-- start of DATA LISTING --
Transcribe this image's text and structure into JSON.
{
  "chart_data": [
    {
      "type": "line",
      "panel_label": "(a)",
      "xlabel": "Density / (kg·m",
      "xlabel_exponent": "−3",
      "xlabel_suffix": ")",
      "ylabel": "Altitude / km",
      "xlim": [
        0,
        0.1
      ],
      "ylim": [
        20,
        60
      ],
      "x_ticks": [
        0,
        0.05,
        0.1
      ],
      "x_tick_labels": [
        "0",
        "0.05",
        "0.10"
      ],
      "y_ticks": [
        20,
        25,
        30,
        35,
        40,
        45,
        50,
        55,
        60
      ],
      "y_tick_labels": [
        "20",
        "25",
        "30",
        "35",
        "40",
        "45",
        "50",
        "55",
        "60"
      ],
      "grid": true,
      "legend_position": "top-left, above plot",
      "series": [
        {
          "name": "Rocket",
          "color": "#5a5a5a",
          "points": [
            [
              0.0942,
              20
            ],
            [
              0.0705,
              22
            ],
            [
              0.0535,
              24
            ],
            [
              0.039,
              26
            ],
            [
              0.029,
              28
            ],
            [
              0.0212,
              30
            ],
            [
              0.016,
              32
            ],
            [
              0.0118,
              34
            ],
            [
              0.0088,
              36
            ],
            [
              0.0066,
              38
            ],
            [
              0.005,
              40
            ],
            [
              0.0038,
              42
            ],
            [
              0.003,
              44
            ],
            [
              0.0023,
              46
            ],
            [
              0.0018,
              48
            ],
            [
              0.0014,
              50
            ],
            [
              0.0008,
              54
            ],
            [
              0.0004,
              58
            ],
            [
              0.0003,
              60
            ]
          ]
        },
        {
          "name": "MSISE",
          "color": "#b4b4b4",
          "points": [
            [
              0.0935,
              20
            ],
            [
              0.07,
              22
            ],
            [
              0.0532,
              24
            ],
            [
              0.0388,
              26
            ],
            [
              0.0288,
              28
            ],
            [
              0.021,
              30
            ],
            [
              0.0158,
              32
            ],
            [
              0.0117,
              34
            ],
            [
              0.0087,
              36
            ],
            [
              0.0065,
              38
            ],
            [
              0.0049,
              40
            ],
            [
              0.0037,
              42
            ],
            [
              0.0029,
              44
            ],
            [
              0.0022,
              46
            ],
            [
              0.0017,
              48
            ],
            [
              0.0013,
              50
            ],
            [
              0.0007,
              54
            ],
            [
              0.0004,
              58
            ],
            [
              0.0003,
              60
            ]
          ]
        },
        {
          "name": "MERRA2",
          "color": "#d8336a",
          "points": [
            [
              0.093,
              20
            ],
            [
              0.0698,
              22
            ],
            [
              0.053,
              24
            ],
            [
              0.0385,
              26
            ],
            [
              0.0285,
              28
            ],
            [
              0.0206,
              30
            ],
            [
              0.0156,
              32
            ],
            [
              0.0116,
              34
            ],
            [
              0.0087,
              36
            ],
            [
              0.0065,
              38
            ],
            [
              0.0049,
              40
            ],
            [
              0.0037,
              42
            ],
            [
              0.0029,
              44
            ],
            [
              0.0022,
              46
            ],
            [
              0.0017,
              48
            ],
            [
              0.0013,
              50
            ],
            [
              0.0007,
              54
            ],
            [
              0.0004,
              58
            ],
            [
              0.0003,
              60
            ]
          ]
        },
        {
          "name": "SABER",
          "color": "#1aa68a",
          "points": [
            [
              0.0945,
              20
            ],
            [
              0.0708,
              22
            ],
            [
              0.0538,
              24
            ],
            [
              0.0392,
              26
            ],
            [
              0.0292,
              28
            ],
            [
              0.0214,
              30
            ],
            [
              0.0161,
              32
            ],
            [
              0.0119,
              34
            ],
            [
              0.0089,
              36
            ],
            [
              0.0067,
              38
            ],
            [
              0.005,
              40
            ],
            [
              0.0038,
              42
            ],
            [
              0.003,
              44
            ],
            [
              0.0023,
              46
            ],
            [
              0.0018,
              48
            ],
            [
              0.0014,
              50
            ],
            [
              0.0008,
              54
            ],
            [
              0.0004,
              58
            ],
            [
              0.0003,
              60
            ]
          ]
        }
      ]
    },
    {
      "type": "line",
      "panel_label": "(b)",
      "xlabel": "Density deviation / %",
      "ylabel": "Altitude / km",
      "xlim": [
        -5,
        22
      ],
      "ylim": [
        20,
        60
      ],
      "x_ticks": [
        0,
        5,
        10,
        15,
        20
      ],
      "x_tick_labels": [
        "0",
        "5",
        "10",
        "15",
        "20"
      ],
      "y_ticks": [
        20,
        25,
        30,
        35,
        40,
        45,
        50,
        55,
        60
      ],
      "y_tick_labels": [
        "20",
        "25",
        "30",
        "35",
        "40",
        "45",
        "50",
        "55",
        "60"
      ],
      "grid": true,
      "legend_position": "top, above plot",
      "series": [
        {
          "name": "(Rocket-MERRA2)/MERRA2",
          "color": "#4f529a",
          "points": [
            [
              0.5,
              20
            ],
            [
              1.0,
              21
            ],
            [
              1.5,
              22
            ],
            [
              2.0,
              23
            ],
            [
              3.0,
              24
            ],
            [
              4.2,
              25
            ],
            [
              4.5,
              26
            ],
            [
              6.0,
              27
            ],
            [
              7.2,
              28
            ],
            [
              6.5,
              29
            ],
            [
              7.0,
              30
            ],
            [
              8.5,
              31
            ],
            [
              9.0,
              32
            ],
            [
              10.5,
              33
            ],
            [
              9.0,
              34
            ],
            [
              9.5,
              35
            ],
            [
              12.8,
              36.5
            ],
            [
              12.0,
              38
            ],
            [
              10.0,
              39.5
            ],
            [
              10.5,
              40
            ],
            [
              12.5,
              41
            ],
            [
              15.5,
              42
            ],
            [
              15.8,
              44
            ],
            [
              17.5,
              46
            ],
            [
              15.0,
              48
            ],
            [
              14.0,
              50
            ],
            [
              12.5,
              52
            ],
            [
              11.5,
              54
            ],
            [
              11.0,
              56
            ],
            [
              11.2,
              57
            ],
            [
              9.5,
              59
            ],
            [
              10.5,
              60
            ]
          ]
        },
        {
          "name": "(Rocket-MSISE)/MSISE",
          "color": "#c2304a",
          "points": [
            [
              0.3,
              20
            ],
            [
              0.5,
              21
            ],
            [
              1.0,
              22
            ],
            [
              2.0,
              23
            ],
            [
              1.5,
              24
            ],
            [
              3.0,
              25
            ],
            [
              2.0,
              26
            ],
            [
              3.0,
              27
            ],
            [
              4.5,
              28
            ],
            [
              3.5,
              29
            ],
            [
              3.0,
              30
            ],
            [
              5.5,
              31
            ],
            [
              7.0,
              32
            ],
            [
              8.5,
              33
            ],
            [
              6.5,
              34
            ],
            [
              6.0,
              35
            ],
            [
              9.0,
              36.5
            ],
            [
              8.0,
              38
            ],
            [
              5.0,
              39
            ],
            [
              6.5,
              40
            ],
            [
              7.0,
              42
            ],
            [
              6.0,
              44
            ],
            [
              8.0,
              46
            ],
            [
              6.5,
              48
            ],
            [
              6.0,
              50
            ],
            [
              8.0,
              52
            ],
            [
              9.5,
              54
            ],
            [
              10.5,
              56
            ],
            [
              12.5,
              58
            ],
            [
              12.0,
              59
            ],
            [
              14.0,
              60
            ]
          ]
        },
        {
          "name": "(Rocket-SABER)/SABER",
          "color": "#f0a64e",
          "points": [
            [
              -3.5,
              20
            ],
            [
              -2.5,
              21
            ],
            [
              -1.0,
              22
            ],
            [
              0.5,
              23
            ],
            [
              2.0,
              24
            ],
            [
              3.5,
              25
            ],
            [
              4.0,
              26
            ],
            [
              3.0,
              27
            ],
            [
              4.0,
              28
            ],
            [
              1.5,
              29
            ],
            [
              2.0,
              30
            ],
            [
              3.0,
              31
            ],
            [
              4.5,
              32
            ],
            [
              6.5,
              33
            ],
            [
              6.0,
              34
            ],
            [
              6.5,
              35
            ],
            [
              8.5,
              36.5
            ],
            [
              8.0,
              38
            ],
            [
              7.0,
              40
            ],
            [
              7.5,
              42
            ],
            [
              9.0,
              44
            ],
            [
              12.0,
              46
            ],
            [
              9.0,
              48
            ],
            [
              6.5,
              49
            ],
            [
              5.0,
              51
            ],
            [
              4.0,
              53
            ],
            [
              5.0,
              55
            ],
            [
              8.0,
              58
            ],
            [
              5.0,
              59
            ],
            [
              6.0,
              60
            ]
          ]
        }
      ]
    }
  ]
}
-- end of DATA LISTING --
**INSTRUCTION**: The word "plot" may appear on some lines. Report how many lines hold it, giving the number alone.

**TASK ANSWER**: 2